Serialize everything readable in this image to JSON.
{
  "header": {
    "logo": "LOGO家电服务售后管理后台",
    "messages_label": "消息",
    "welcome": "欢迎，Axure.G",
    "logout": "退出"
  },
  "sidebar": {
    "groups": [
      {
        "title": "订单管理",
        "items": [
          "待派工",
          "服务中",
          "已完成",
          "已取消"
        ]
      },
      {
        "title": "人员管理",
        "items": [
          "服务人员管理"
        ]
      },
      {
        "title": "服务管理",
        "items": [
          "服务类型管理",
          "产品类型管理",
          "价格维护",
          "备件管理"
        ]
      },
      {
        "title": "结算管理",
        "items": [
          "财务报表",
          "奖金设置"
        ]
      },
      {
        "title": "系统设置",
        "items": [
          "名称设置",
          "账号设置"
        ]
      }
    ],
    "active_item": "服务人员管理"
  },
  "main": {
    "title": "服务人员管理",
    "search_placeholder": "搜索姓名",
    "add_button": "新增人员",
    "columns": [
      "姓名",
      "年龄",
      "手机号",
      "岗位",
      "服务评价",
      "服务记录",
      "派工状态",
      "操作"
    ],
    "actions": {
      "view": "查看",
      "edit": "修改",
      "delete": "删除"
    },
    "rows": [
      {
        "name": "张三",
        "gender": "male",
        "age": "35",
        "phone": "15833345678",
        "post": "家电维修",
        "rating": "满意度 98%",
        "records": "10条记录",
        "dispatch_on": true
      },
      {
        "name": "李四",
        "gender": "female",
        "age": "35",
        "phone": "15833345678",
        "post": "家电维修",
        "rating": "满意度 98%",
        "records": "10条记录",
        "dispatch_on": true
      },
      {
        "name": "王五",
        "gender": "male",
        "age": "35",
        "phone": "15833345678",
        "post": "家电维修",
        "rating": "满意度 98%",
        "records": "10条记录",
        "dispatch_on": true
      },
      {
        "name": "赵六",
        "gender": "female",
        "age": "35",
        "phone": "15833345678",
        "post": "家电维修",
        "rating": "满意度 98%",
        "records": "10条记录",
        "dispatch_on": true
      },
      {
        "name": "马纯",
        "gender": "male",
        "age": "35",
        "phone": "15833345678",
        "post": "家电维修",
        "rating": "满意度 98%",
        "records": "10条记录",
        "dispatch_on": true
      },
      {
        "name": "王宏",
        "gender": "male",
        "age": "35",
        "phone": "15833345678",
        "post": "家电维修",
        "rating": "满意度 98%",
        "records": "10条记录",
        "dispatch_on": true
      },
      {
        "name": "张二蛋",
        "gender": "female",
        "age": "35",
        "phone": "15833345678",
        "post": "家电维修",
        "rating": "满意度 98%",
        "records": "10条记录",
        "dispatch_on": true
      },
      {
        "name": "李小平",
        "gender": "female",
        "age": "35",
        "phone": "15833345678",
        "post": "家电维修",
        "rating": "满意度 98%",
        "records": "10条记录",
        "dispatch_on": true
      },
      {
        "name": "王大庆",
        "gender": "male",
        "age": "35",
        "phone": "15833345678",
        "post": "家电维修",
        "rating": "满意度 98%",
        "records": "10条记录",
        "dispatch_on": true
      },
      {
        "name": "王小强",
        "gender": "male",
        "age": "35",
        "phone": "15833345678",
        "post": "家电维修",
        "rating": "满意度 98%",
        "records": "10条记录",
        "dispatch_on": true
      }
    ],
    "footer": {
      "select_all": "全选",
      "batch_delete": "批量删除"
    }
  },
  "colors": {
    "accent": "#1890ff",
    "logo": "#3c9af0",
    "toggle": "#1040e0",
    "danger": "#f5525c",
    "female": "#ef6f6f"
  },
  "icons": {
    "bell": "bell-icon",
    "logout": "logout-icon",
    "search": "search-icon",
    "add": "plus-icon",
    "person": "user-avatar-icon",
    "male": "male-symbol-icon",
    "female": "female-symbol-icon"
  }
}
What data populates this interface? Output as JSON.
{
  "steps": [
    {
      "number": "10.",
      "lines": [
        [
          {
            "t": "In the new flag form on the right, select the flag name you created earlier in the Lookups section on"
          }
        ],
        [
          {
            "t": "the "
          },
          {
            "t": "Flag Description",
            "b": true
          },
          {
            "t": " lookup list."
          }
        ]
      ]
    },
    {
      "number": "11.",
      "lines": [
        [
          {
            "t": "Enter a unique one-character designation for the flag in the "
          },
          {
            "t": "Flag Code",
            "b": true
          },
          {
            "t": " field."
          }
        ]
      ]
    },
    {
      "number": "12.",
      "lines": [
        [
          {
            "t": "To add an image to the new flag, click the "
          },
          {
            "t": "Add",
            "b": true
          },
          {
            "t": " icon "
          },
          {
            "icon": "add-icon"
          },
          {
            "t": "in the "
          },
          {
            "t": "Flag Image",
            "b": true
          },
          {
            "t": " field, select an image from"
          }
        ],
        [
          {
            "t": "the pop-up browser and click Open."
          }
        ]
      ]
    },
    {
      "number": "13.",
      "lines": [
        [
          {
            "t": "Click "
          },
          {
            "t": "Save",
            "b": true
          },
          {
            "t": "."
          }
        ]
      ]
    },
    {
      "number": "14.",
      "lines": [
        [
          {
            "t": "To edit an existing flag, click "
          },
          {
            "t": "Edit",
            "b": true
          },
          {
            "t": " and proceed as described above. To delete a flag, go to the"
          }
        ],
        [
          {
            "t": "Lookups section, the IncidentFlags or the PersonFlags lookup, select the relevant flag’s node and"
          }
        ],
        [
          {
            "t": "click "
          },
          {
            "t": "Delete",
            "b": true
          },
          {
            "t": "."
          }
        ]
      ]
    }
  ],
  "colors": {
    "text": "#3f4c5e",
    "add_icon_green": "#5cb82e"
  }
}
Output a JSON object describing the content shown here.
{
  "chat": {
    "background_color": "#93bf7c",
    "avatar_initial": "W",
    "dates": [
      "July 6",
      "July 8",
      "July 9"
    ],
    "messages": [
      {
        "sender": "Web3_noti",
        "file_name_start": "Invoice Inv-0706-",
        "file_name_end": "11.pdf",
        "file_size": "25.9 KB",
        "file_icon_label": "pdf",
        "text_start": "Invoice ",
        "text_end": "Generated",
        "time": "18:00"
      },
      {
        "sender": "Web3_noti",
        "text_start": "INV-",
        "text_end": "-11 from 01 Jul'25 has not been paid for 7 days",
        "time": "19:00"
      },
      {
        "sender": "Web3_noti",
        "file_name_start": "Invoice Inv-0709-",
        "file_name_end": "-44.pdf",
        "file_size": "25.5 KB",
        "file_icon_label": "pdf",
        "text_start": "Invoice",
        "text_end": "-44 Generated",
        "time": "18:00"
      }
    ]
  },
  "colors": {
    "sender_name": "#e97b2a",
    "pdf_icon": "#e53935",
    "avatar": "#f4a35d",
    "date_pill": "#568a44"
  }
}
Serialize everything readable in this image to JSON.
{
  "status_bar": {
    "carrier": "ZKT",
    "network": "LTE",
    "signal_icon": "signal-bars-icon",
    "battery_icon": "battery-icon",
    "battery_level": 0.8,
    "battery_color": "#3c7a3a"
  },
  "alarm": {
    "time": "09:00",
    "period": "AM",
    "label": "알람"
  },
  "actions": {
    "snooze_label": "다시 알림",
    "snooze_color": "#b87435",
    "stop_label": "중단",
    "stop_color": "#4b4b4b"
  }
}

------------------------------

- _What you have to do_
Transcribe the whole listing exactly.

- _Written solution_
Serialize everything readable in this image to JSON.
{
  "header": {
    "logo": "LOGO家电服务售后管理后台",
    "messages_label": "消息",
    "welcome": "欢迎，Axure.G",
    "logout": "退出"
  },
  "sidebar": {
    "groups": [
      {
        "title": "订单管理",
        "items": [
          "待派工",
          "服务中",
          "已完成",
          "已取消"
        ]
      },
      {
        "title": "人员管理",
        "items": [
          "服务人员管理"
        ]
      },
      {
        "title": "服务管理",
        "items": [
          "服务类型管理",
          "产品类型管理",
          "价格维护",
          "备件管理"
        ]
      },
      {
        "title": "结算管理",
        "items": [
          "财务报表",
          "奖金设置"
        ]
      },
      {
        "title": "系统设置",
        "items": [
          "名称设置",
          "账号设置"
        ]
      }
    ],
    "active_item": "服务人员管理"
  },
  "main": {
    "title": "服务人员管理",
    "search_placeholder": "搜索姓名",
    "add_button": "新增人员",
    "columns": [
      "姓名",
      "年龄",
      "手机号",
      "岗位",
      "服务评价",
      "服务记录",
      "派工状态",
      "操作"
    ],
    "actions": {
      "view": "查看",
      "edit": "修改",
      "delete": "删除"
    },
    "rows": [
      {
        "name": "张三",
        "gender": "male",
        "age": "35",
        "phone": "15833345678",
        "post": "家电维修",
        "rating": "满意度 98%",
        "records": "10条记录",
        "dispatch_on": true
      },
      {
        "name": "李四",
        "gender": "female",
        "age": "35",
        "phone": "15833345678",
        "post": "家电维修",
        "rating": "满意度 98%",
        "records": "10条记录",
        "dispatch_on": true
      },
      {
        "name": "王五",
        "gender": "male",
        "age": "35",
        "phone": "15833345678",
        "post": "家电维修",
        "rating": "满意度 98%",
        "records": "10条记录",
        "dispatch_on": true
      },
      {
        "name": "赵六",
        "gender": "female",
        "age": "35",
        "phone": "15833345678",
        "post": "家电维修",
        "rating": "满意度 98%",
        "records": "10条记录",
        "dispatch_on": true
      },
      {
        "name": "马纯",
        "gender": "male",
        "age": "35",
        "phone": "15833345678",
        "post": "家电维修",
        "rating": "满意度 98%",
        "records": "10条记录",
        "dispatch_on": true
      },
      {
        "name": "王宏",
        "gender": "male",
        "age": "35",
        "phone": "15833345678",
        "post": "家电维修",
        "rating": "满意度 98%",
        "records": "10条记录",
        "dispatch_on": true
      },
      {
        "name": "张二蛋",
        "gender": "female",
        "age": "35",
        "phone": "15833345678",
        "post": "家电维修",
        "rating": "满意度 98%",
        "records": "10条记录",
        "dispatch_on": true
      },
      {
        "name": "李小平",
        "gender": "female",
        "age": "35",
        "phone": "15833345678",
        "post": "家电维修",
        "rating": "满意度 98%",
        "records": "10条记录",
        "dispatch_on": true
      },
      {
        "name": "王大庆",
        "gender": "male",
        "age": "35",
        "phone": "15833345678",
        "post": "家电维修",
        "rating": "满意度 98%",
        "records": "10条记录",
        "dispatch_on": true
      },
      {
        "name": "王小强",
        "gender": "male",
        "age": "35",
        "phone": "15833345678",
        "post": "家电维修",
        "rating": "满意度 98%",
        "records": "10条记录",
        "dispatch_on": true
      }
    ],
    "footer": {
      "select_all": "全选",
      "batch_delete": "批量删除"
    }
  },
  "colors": {
    "accent": "#1890ff",
    "logo": "#3c9af0",
    "toggle": "#1040e0",
    "danger": "#f5525c",
    "female": "#ef6f6f"
  },
  "icons": {
    "bell": "bell-icon",
    "logout": "logout-icon",
    "search": "search-icon",
    "add": "plus-icon",
    "person": "user-avatar-icon",
    "male": "male-symbol-icon",
    "female": "female-symbol-icon"
  }
}
What data populates this interface? Output as JSON.
{
  "steps": [
    {
      "number": "10.",
      "lines": [
        [
          {
            "t": "In the new flag form on the right, select the flag name you created earlier in the Lookups section on"
          }
        ],
        [
          {
            "t": "the "
          },
          {
            "t": "Flag Description",
            "b": true
          },
          {
            "t": " lookup list."
          }
        ]
      ]
    },
    {
      "number": "11.",
      "lines": [
        [
          {
            "t": "Enter a unique one-character designation for the flag in the "
          },
          {
            "t": "Flag Code",
            "b": true
          },
          {
            "t": " field."
          }
        ]
      ]
    },
    {
      "number": "12.",
      "lines": [
        [
          {
            "t": "To add an image to the new flag, click the "
          },
          {
            "t": "Add",
            "b": true
          },
          {
            "t": " icon "
          },
          {
            "icon": "add-icon"
          },
          {
            "t": "in the "
          },
          {
            "t": "Flag Image",
            "b": true
          },
          {
            "t": " field, select an image from"
          }
        ],
        [
          {
            "t": "the pop-up browser and click Open."
          }
        ]
      ]
    },
    {
      "number": "13.",
      "lines": [
        [
          {
            "t": "Click "
          },
          {
            "t": "Save",
            "b": true
          },
          {
            "t": "."
          }
        ]
      ]
    },
    {
      "number": "14.",
      "lines": [
        [
          {
            "t": "To edit an existing flag, click "
          },
          {
            "t": "Edit",
            "b": true
          },
          {
            "t": " and proceed as described above. To delete a flag, go to the"
          }
        ],
        [
          {
            "t": "Lookups section, the IncidentFlags or the PersonFlags lookup, select the relevant flag’s node and"
          }
        ],
        [
          {
            "t": "click "
          },
          {
            "t": "Delete",
            "b": true
          },
          {
            "t": "."
          }
        ]
      ]
    }
  ],
  "colors": {
    "text": "#3f4c5e",
    "add_icon_green": "#5cb82e"
  }
}
Output a JSON object describing the content shown here.
{
  "chat": {
    "background_color": "#93bf7c",
    "avatar_initial": "W",
    "dates": [
      "July 6",
      "July 8",
      "July 9"
    ],
    "messages": [
      {
        "sender": "Web3_noti",
        "file_name_start": "Invoice Inv-0706-",
        "file_name_end": "11.pdf",
        "file_size": "25.9 KB",
        "file_icon_label": "pdf",
        "text_start": "Invoice ",
        "text_end": "Generated",
        "time": "18:00"
      },
      {
        "sender": "Web3_noti",
        "text_start": "INV-",
        "text_end": "-11 from 01 Jul'25 has not been paid for 7 days",
        "time": "19:00"
      },
      {
        "sender": "Web3_noti",
        "file_name_start": "Invoice Inv-0709-",
        "file_name_end": "-44.pdf",
        "file_size": "25.5 KB",
        "file_icon_label": "pdf",
        "text_start": "Invoice",
        "text_end": "-44 Generated",
        "time": "18:00"
      }
    ]
  },
  "colors": {
    "sender_name": "#e97b2a",
    "pdf_icon": "#e53935",
    "avatar": "#f4a35d",
    "date_pill": "#568a44"
  }
}
Serialize everything readable in this image to JSON.
{
  "status_bar": {
    "carrier": "ZKT",
    "network": "LTE",
    "signal_icon": "signal-bars-icon",
    "battery_icon": "battery-icon",
    "battery_level": 0.8,
    "battery_color": "#3c7a3a"
  },
  "alarm": {
    "time": "09:00",
    "period": "AM",
    "label": "알람"
  },
  "actions": {
    "snooze_label": "다시 알림",
    "snooze_color": "#b87435",
    "stop_label": "중단",
    "stop_color": "#4b4b4b"
  }
}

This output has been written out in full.